» What needs to be done
Locate the word "şirketin" in the entries below, then gather every line that holds it.

-------------------------

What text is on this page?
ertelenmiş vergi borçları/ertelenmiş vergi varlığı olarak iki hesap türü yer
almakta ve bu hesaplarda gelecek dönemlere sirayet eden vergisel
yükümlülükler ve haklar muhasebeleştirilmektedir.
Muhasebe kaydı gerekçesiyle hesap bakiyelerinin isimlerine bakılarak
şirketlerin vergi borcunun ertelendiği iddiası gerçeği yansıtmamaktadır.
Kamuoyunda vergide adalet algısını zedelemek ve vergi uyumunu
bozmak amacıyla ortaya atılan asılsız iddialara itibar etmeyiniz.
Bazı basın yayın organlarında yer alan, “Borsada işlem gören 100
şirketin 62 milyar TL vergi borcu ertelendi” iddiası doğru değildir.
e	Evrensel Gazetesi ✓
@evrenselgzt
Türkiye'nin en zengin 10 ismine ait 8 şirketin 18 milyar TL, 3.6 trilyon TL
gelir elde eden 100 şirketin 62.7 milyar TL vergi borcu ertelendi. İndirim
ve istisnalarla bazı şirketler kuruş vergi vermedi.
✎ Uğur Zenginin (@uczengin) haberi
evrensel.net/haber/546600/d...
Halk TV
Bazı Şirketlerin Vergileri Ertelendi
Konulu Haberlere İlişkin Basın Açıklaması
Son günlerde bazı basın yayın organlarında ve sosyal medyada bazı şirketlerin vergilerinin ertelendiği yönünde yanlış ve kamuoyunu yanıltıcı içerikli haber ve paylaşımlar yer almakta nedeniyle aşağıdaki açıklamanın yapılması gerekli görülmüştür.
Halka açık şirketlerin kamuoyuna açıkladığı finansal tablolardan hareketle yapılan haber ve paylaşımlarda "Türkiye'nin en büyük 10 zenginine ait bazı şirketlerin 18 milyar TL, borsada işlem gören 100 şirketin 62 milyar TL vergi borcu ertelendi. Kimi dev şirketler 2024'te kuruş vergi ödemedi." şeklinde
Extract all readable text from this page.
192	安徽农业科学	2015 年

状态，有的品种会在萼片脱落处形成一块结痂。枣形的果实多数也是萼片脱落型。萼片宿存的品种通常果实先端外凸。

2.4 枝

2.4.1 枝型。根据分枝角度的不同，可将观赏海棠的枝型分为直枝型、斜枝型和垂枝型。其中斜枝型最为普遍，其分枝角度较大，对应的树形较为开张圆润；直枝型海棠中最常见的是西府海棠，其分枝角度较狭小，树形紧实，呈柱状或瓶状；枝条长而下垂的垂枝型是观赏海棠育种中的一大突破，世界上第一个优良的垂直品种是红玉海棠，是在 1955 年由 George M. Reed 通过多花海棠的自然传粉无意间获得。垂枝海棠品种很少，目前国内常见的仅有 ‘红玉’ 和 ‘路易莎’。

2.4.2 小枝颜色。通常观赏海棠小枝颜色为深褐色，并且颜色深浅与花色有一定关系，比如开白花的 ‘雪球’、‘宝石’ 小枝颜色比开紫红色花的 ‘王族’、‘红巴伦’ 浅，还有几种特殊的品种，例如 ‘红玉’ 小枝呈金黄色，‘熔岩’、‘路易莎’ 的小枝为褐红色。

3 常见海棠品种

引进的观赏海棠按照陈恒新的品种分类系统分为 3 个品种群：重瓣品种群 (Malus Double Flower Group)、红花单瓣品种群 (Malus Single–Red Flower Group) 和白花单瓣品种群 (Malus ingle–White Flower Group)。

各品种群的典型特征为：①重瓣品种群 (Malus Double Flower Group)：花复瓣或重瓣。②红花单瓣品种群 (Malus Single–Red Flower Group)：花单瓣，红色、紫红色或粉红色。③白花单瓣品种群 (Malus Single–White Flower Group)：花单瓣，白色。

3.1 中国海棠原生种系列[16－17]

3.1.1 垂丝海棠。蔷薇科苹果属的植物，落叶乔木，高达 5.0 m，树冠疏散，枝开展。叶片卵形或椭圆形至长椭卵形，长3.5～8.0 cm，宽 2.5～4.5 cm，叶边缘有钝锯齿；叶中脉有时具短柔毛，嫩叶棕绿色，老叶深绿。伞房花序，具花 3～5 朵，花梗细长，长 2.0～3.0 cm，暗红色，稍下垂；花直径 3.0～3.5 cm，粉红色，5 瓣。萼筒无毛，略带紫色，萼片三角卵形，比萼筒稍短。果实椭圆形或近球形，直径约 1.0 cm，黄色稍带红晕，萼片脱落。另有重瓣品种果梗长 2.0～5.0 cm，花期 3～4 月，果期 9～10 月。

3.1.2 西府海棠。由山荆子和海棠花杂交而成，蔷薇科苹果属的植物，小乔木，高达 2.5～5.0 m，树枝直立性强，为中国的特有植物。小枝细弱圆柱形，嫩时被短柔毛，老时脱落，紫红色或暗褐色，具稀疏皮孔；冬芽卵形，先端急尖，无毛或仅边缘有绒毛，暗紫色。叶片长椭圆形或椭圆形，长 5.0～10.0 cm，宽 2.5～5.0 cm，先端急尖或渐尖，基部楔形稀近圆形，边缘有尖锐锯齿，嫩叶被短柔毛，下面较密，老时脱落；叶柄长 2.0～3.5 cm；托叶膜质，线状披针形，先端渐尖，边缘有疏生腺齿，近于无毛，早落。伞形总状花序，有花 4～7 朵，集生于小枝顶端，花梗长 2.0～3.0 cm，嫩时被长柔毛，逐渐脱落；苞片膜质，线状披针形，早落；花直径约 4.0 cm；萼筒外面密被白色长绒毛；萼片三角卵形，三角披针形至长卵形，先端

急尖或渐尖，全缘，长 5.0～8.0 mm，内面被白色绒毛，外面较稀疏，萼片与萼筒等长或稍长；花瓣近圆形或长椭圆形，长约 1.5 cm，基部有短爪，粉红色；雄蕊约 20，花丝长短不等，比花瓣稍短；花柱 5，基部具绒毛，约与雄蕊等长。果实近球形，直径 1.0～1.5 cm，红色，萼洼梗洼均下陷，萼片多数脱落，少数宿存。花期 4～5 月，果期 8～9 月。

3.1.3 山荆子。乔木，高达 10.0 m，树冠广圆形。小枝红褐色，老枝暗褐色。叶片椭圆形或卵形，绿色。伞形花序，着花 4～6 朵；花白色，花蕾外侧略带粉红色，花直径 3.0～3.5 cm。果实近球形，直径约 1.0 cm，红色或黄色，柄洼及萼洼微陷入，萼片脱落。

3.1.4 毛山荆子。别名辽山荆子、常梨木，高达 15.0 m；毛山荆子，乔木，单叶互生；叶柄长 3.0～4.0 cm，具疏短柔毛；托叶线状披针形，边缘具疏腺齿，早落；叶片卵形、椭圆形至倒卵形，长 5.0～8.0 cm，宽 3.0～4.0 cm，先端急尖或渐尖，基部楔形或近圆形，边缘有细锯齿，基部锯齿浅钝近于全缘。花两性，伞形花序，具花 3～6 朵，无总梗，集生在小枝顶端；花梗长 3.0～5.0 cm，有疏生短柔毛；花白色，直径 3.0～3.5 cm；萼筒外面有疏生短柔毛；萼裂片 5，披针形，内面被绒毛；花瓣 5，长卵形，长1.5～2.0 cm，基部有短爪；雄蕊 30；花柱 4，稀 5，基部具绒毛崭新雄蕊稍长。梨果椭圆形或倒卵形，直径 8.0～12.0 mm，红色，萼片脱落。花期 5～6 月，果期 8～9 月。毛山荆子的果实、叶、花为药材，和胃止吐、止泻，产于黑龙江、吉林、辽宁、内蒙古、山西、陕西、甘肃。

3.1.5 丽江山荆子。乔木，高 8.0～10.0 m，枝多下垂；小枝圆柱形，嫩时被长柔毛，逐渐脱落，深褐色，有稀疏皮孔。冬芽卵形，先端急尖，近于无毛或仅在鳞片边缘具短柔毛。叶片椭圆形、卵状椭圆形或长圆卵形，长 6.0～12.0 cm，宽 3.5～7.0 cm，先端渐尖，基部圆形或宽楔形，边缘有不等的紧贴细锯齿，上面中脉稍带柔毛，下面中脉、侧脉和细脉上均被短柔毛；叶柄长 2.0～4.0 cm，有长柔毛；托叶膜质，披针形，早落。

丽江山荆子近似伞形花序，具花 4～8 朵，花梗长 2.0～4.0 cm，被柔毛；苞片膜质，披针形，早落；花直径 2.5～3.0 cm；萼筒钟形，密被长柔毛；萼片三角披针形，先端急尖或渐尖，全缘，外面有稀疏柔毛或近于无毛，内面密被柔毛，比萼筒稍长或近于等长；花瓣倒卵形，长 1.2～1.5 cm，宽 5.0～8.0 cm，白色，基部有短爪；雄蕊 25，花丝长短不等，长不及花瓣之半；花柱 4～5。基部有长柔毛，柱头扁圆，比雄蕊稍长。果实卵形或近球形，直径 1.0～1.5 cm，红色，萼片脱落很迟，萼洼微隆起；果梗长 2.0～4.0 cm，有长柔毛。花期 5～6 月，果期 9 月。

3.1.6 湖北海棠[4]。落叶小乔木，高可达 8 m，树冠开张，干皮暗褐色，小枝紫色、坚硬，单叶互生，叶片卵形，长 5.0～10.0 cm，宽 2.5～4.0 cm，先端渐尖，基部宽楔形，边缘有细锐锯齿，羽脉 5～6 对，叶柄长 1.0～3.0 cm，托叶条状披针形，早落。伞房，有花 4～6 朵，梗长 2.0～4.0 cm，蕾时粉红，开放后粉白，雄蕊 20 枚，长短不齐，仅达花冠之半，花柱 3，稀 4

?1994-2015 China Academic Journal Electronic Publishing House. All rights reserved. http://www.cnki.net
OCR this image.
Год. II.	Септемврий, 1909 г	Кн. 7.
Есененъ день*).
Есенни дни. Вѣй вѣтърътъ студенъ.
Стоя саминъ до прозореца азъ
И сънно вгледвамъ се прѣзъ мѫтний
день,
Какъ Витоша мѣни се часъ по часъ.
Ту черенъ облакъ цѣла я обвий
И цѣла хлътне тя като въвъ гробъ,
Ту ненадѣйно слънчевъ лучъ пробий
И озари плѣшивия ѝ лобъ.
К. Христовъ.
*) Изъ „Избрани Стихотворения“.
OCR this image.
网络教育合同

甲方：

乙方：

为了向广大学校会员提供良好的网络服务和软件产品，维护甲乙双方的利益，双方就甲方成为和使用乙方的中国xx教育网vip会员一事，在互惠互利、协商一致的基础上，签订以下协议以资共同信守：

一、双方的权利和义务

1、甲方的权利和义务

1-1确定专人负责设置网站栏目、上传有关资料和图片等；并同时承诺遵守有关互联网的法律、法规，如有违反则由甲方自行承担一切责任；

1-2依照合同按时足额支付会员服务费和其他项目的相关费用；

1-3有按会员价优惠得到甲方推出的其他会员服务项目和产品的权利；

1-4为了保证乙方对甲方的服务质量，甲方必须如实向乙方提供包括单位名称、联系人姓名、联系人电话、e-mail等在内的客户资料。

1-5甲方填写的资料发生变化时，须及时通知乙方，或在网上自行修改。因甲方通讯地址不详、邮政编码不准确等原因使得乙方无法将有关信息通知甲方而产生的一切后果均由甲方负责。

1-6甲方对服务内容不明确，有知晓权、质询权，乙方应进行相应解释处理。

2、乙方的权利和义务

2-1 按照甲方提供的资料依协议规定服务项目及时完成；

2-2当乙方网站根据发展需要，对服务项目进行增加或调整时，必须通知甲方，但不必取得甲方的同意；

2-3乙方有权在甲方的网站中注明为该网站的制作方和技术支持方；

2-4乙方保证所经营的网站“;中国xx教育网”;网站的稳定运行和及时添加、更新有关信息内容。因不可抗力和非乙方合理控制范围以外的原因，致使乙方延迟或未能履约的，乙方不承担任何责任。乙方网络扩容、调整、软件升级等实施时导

-------------------------

» Full solution
şirketin 62 milyar TL vergi borcu ertelendi” iddiası doğru değildir.
Türkiye'nin en zengin 10 ismine ait 8 şirketin 18 milyar TL, 3.6 trilyon TL
gelir elde eden 100 şirketin 62.7 milyar TL vergi borcu ertelendi. İndirim
Halka açık şirketlerin kamuoyuna açıkladığı finansal tablolardan hareketle yapılan haber ve paylaşımlarda "Türkiye'nin en büyük 10 zenginine ait bazı şirketlerin 18 milyar TL, borsada işlem gören 100 şirketin 62 milyar TL vergi borcu ertelendi. Kimi dev şirketler 2024'te kuruş vergi ödemedi." şeklinde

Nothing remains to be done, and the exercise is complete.